◆ TASK DETAILS ◆
Reproduce every entry below verbatim, omitting the pictures from your answer.

◆ EXTRACTED MATERIAL ◆
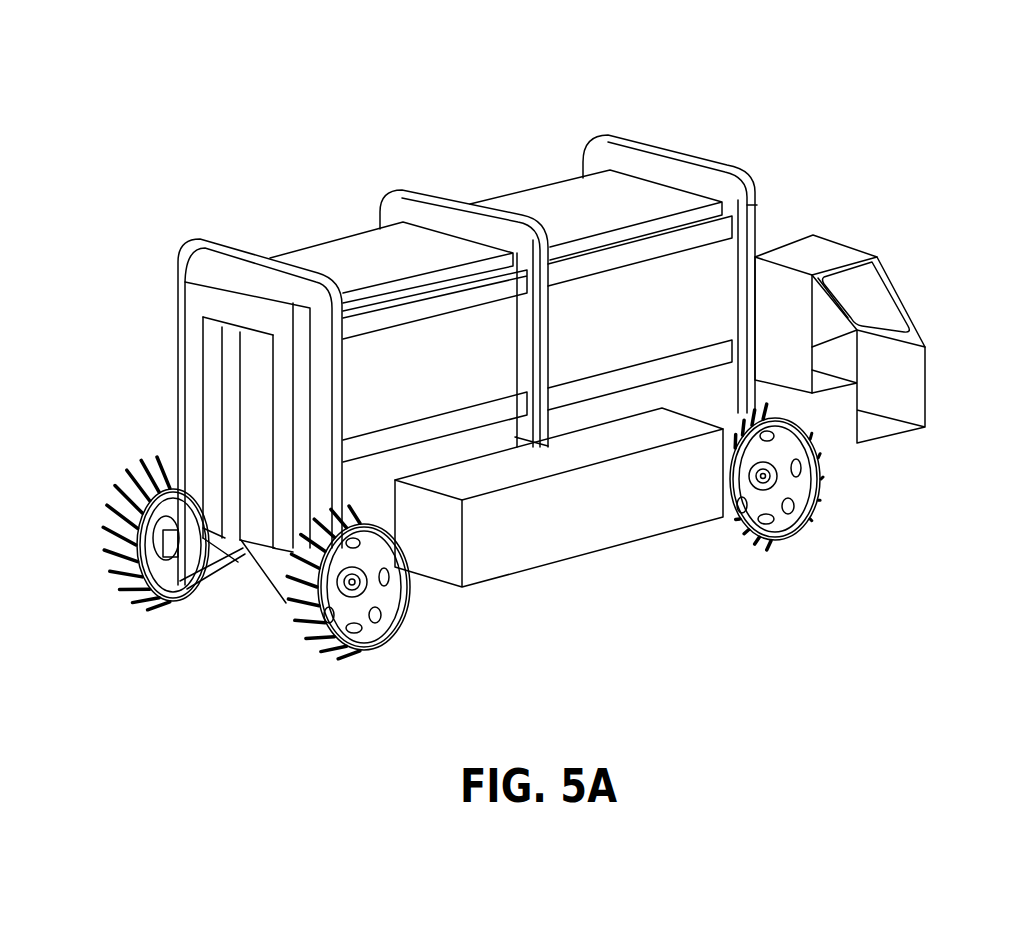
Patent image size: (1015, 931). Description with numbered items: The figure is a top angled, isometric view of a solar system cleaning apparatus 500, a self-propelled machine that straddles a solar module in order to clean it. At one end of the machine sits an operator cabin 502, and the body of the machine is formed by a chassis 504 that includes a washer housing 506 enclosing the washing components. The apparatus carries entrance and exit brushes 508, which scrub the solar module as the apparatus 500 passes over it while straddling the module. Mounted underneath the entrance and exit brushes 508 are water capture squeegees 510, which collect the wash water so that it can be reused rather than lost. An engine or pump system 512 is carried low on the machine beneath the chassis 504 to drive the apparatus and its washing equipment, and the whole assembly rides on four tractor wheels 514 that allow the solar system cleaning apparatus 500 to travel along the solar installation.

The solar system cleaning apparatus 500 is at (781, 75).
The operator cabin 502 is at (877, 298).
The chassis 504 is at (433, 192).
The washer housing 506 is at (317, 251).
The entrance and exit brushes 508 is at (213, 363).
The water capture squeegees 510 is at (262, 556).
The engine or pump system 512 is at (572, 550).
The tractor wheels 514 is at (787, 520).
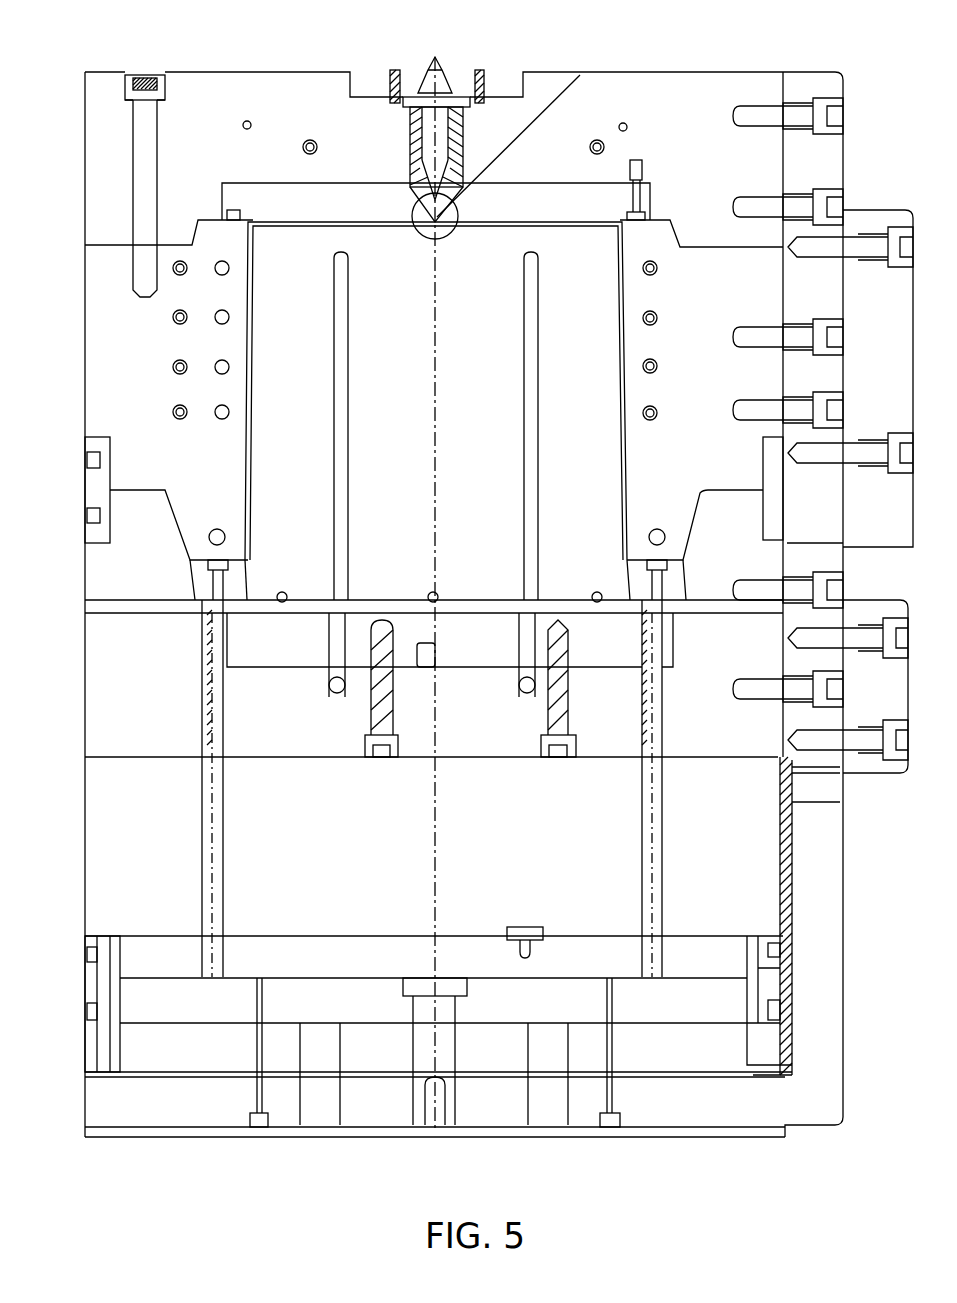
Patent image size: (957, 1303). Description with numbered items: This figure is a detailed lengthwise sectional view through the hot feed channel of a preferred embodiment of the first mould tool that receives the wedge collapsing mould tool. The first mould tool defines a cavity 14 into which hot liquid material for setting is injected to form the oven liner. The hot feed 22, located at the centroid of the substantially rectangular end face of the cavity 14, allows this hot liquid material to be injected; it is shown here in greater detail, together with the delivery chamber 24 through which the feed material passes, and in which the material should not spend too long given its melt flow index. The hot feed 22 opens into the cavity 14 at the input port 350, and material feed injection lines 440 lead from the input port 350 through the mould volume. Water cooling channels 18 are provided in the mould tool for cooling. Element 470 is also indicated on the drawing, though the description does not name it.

◆ EXERCISE SOLUTION ◆
Patent image size: (1015, 931). Description with numbered items: The figure is a top angled, isometric view of a solar system cleaning apparatus 500, a self-propelled machine that straddles a solar module in order to clean it. At one end of the machine sits an operator cabin 502, and the body of the machine is formed by a chassis 504 that includes a washer housing 506 enclosing the washing components. The apparatus carries entrance and exit brushes 508, which scrub the solar module as the apparatus 500 passes over it while straddling the module. Mounted underneath the entrance and exit brushes 508 are water capture squeegees 510, which collect the wash water so that it can be reused rather than lost. An engine or pump system 512 is carried low on the machine beneath the chassis 504 to drive the apparatus and its washing equipment, and the whole assembly rides on four tractor wheels 514 that allow the solar system cleaning apparatus 500 to travel along the solar installation.

The solar system cleaning apparatus 500 is at (781, 75).
The operator cabin 502 is at (877, 298).
The chassis 504 is at (433, 192).
The washer housing 506 is at (317, 251).
The entrance and exit brushes 508 is at (213, 363).
The water capture squeegees 510 is at (262, 556).
The engine or pump system 512 is at (572, 550).
The tractor wheels 514 is at (787, 520).
Patent image size: (957, 1303). Description with numbered items: This figure is a detailed lengthwise sectional view through the hot feed channel of a preferred embodiment of the first mould tool that receives the wedge collapsing mould tool. The first mould tool defines a cavity 14 into which hot liquid material for setting is injected to form the oven liner. The hot feed 22, located at the centroid of the substantially rectangular end face of the cavity 14, allows this hot liquid material to be injected; it is shown here in greater detail, together with the delivery chamber 24 through which the feed material passes, and in which the material should not spend too long given its melt flow index. The hot feed 22 opens into the cavity 14 at the input port 350, and material feed injection lines 440 lead from the input port 350 through the mould volume. Water cooling channels 18 are provided in the mould tool for cooling. Element 470 is also indicated on the drawing, though the description does not name it.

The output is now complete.